#### GIVEN INSTRUCTION
Your task is to gather the lines below that hold the string "true".

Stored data

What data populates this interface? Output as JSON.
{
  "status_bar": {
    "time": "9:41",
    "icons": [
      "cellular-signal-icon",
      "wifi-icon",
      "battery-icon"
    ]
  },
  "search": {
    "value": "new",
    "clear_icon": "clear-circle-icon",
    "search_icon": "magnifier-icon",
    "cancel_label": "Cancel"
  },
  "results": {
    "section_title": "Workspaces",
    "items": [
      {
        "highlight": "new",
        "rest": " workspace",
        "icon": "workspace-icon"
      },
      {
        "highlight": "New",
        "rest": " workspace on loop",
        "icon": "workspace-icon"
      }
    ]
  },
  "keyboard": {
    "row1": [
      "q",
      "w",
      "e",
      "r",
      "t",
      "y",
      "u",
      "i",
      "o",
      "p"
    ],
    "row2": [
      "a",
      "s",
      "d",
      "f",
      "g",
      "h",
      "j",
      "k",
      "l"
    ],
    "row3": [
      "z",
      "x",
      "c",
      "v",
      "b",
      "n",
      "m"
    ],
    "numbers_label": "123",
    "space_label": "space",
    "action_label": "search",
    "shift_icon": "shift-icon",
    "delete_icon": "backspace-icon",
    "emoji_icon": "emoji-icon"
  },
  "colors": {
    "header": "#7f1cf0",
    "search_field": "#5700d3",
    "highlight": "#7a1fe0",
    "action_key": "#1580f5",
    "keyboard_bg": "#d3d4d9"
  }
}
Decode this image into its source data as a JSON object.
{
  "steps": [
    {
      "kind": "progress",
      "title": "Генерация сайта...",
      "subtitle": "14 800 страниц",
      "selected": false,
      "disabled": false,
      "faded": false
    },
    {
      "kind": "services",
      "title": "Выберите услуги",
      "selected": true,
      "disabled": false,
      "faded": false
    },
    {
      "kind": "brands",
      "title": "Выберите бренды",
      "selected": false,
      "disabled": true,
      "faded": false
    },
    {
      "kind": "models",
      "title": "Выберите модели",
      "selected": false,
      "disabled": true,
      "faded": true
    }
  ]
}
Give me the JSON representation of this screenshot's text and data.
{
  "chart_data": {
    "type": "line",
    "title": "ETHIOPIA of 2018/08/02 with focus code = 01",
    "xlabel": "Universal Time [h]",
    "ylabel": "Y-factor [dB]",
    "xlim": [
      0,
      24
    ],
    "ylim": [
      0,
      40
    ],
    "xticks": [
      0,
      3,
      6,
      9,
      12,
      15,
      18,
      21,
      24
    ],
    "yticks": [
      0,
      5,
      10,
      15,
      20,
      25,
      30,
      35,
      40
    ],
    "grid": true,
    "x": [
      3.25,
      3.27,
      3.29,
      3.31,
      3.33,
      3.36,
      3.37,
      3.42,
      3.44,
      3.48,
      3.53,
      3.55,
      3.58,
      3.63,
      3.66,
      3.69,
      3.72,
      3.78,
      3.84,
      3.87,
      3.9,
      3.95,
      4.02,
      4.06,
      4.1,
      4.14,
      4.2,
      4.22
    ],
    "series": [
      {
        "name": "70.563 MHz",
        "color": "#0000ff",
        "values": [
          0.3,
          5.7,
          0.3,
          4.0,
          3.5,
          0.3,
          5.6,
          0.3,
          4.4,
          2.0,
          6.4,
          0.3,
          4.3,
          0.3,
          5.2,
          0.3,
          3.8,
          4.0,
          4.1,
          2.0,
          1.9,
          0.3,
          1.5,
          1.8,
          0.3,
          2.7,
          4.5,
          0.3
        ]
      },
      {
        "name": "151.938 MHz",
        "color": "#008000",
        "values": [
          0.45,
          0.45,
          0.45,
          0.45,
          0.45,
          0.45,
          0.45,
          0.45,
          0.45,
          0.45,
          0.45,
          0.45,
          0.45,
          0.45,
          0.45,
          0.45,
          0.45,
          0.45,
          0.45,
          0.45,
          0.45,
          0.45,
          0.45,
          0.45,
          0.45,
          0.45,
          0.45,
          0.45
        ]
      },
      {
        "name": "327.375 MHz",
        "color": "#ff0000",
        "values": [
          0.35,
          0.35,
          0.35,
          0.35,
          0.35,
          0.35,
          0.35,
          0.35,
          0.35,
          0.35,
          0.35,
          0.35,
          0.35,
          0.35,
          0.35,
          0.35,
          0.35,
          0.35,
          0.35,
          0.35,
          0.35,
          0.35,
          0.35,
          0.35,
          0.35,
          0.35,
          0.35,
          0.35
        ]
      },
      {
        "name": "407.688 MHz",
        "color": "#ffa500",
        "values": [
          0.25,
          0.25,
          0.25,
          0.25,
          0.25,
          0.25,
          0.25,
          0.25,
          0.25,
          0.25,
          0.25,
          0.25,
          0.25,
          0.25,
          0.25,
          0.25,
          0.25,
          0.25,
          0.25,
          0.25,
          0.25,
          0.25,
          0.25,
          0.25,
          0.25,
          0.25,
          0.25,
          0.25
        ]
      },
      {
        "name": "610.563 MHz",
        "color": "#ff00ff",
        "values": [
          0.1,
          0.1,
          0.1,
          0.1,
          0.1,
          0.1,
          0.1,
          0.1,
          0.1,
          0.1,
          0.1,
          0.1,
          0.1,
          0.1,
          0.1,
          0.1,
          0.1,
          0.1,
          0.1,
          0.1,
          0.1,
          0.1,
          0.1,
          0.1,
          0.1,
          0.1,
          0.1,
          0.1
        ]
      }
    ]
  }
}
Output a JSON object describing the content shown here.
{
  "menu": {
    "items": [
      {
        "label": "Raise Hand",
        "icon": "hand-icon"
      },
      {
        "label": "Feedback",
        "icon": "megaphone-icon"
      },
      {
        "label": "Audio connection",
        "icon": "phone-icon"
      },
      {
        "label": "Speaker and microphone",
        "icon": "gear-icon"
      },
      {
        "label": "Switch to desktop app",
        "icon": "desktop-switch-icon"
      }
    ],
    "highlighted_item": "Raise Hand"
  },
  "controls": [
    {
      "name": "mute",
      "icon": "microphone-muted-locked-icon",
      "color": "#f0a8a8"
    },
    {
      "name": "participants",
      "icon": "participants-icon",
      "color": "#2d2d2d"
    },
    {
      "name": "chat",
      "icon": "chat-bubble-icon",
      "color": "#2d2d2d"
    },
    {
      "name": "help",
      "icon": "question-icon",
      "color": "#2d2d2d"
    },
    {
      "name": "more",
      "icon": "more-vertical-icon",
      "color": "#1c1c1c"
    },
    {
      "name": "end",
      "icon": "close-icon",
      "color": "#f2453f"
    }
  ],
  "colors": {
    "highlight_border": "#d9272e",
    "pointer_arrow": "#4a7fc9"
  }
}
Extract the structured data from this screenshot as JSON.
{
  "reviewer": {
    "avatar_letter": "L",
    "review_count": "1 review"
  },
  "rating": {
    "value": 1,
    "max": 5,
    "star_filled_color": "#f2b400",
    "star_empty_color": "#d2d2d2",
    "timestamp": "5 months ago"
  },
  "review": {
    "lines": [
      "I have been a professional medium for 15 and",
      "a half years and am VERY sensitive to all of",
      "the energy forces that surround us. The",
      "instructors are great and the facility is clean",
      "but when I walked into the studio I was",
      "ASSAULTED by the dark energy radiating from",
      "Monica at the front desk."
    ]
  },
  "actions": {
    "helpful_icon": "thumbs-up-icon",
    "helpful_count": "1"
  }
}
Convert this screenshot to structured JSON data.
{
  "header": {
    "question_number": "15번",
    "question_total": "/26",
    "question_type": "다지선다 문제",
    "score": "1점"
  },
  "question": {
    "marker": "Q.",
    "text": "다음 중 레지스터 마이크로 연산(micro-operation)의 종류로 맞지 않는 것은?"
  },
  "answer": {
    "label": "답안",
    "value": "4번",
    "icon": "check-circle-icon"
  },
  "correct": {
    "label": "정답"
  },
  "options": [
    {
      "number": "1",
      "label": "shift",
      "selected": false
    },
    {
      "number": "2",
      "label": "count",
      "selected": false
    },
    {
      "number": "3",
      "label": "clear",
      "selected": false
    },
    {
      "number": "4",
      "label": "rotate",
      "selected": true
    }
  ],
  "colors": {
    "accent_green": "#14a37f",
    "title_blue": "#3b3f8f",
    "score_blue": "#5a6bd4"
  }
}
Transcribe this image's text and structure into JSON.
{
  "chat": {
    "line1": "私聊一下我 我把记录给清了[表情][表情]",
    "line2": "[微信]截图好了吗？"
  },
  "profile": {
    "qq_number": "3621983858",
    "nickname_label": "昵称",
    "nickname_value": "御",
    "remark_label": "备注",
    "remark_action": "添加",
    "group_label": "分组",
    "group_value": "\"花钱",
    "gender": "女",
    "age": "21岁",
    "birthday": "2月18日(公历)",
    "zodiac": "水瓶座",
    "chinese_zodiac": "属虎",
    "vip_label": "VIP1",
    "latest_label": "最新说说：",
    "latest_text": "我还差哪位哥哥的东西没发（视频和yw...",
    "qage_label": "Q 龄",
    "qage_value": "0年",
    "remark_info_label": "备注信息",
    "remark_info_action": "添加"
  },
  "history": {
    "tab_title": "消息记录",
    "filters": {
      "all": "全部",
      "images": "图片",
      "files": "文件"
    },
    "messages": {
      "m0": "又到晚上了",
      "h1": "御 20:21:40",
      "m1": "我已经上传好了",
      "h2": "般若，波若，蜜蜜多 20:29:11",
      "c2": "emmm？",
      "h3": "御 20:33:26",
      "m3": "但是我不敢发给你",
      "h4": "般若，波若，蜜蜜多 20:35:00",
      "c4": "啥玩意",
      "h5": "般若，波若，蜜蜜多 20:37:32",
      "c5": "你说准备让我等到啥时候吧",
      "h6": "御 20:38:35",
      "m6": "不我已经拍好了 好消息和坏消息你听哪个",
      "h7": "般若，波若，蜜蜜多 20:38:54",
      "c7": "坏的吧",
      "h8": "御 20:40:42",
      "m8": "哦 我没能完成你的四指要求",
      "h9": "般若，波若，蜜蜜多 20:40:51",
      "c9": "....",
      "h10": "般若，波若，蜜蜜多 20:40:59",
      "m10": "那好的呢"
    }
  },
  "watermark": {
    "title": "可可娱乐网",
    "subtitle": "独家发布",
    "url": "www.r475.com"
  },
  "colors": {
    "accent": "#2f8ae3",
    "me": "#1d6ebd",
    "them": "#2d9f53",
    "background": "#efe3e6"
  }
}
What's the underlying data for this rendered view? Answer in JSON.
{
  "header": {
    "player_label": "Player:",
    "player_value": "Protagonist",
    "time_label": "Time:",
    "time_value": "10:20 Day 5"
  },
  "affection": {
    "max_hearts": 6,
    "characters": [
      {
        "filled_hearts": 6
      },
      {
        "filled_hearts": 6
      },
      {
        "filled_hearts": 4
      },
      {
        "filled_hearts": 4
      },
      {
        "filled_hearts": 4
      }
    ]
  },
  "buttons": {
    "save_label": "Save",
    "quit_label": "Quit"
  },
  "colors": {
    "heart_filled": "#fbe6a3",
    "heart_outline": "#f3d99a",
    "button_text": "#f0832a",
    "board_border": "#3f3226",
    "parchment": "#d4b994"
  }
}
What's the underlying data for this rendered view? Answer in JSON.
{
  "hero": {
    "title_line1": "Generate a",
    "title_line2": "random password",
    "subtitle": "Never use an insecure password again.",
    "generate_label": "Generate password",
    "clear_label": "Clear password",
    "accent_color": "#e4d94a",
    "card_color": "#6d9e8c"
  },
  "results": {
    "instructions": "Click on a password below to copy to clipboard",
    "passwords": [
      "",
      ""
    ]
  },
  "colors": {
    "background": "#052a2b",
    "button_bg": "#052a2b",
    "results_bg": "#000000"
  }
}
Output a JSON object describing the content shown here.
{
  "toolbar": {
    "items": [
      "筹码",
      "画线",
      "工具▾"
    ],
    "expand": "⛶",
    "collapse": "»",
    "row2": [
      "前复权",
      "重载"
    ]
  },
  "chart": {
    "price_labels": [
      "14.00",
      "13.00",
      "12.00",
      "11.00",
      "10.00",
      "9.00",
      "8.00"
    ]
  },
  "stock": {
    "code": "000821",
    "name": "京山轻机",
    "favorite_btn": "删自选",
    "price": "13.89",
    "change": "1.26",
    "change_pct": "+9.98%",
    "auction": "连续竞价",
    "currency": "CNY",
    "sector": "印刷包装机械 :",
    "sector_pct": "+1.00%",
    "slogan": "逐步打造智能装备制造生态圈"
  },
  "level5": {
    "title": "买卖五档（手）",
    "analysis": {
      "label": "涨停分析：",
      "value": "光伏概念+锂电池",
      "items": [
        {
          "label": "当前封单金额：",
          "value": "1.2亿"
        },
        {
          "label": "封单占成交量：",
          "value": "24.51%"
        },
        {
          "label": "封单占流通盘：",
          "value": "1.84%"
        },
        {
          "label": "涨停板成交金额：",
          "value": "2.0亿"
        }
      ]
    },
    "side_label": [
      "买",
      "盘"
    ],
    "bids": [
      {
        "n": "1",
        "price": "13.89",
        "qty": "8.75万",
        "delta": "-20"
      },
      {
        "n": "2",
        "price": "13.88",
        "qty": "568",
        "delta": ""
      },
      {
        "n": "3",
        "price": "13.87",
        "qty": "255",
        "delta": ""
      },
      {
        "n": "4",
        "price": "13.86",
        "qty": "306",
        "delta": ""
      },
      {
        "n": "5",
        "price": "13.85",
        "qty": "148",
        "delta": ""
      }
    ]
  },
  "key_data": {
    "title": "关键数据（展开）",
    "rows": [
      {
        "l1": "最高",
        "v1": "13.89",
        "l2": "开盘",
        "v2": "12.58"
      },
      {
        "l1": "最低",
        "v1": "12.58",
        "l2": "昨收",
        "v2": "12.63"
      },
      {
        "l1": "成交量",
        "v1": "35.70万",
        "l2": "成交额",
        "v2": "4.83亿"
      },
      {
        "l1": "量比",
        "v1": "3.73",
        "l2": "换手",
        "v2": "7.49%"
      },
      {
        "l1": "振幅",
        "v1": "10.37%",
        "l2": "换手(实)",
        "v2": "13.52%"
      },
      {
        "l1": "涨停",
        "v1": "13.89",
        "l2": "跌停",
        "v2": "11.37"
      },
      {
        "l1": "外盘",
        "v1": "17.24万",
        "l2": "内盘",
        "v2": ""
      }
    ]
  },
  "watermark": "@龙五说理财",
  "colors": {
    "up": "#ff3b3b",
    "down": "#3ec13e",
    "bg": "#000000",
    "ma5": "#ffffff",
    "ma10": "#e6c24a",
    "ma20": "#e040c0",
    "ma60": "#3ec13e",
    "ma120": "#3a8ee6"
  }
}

#### COMPLETE ANSWER
      "selected": true,
      "disabled": true,
      "disabled": true,
      "faded": true
    "grid": true,
      "selected": true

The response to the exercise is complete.